─── Extract

Human Laminin-111-Derived AG73 Increases Proliferation, Migration, and Differentiation of Human Myoblasts: A Promising Candidate in Regenerative Medicine.
Samuel Iwao Maia Horita, Mona Bensalah, Anne Bigot, Kamel Mamchaoui, Gillian S Butler Browne, Daniela Gois Beghini, Wilson Savino, Capucine Trollet, Vincent Mouly, Elisa Negroni, Andrea Henriques Pons, Ingo Riederer
Abstract
Open AccessLaminin 111 (LM-111) is an extracellular matrix (ECM) glycoprotein found in basement membranes and proposed for muscle disease therapy. LM-111 treatment reduces muscle damage, restores muscle strength, alleviates inflammation, and promotes regeneration in murine and canine dystrophic models. LM-111 also improves myoblast transplantation (MT) efficacy by inducing higher proliferation, survival, dispersion, and differentiation of transplanted myoblasts. LM can undergo partial proteolysis and produce peptides called matrikines that modulate cell activity and trigger distinct biological responses from the full-length glycoproteins. In this study, we investigated the biological activity of the HuAG73 peptide, derived from the human LM, on human myoblasts, both in vitro and in vivo, using immunodeficient mice. The HuAG73 peptide offers a significant advantage over LM-111 due to its smaller size and simpler structure. HuAG73 promoted adhesion, proliferation, migration, and fusion of human myoblasts in culture. It also mimicked LM-111 in an MT assay. In conclusion, HuAG73 is a novel, relevant therapeutic candidate molecule for treating muscle diseases.

──────
─── Data under study

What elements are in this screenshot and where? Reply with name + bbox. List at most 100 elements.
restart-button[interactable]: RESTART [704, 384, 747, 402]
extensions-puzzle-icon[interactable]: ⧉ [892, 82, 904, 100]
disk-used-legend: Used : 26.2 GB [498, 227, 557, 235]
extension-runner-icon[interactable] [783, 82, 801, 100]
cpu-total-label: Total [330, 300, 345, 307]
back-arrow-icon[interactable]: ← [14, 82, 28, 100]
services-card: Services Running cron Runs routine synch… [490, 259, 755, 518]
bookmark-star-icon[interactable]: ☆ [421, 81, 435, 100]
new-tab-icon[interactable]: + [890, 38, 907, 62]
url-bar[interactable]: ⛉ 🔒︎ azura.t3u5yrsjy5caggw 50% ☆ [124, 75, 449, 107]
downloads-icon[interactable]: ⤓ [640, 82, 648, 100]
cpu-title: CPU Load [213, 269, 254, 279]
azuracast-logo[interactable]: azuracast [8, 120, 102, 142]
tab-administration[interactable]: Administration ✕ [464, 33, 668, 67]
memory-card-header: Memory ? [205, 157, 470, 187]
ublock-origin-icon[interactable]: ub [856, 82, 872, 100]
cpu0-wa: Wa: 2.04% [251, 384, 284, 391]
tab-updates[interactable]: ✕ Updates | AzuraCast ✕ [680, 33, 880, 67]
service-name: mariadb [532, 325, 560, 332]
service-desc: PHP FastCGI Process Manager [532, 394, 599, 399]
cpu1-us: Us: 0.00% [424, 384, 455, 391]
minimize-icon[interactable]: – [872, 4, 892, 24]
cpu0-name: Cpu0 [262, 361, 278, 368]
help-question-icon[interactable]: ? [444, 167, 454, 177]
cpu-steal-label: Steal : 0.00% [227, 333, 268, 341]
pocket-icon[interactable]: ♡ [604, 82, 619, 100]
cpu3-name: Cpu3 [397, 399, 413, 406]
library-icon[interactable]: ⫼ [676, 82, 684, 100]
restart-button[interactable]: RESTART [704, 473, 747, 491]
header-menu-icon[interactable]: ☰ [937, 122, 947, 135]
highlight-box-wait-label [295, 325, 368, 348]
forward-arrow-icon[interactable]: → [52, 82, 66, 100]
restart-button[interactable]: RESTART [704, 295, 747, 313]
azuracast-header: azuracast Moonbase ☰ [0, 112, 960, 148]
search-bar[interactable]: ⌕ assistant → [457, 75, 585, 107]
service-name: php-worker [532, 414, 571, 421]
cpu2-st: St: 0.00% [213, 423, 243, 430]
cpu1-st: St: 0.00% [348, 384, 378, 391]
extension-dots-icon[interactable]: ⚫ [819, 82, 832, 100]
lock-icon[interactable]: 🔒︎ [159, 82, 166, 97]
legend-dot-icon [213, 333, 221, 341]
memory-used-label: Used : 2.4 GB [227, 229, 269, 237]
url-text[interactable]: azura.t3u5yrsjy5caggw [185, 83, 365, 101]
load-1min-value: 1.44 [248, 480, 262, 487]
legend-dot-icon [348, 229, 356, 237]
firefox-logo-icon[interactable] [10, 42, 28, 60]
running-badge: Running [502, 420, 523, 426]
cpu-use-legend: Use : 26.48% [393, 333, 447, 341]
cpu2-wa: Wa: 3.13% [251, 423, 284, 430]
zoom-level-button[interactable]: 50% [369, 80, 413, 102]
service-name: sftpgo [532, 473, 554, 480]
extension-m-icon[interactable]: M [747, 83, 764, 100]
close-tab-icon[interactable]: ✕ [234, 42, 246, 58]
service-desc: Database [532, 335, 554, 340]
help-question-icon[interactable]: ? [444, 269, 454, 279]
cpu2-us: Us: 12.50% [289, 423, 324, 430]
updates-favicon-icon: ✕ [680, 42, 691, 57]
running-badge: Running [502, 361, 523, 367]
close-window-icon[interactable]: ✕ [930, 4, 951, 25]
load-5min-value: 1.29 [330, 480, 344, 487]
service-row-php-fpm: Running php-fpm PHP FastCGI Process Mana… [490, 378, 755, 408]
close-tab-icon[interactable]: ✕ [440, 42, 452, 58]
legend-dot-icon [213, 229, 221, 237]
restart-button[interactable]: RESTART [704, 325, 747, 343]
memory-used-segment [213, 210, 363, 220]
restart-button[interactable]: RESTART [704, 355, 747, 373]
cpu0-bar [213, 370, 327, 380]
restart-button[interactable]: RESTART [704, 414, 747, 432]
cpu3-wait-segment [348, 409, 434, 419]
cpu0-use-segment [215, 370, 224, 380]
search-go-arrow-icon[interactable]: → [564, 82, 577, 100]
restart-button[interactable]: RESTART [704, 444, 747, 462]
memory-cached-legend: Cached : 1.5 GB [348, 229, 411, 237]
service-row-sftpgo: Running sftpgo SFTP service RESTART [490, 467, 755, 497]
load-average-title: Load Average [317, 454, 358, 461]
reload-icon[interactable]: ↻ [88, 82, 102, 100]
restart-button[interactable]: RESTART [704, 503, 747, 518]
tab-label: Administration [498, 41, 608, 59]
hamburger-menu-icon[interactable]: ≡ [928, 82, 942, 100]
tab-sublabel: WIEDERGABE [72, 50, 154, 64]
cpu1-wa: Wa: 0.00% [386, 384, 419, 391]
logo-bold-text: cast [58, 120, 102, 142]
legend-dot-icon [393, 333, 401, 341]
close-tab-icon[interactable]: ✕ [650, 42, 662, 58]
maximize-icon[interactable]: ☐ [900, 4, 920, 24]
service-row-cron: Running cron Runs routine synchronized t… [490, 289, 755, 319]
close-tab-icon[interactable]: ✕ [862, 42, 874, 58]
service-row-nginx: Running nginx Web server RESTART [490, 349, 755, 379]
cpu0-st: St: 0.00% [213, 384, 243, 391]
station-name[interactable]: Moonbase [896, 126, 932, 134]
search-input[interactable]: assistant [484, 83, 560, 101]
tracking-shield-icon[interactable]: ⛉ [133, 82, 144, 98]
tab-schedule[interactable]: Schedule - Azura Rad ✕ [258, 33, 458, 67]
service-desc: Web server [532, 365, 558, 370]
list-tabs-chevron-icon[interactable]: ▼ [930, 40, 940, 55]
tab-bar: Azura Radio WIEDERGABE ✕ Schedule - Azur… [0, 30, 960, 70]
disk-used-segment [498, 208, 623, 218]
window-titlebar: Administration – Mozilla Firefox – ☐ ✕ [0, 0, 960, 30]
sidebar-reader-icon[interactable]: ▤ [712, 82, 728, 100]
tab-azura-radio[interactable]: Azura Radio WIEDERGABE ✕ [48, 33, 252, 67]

──────

→ **Task list**:
A - In the laminin peptide abstract, what advantage does HuAG73 have over LM-111?
B - Repeat the laminin peptide abstract word for word from "Human Laminin-111-Derived AG73" to "in Regenerative Medicine.".

→ **Solved tasks**:
A - Its smaller size and simpler structure.

B -
Human Laminin-111-Derived AG73 Increases Proliferation, Migration, and Differentiation of Human Myoblasts: A Promising Candidate in Regenerative Medicine.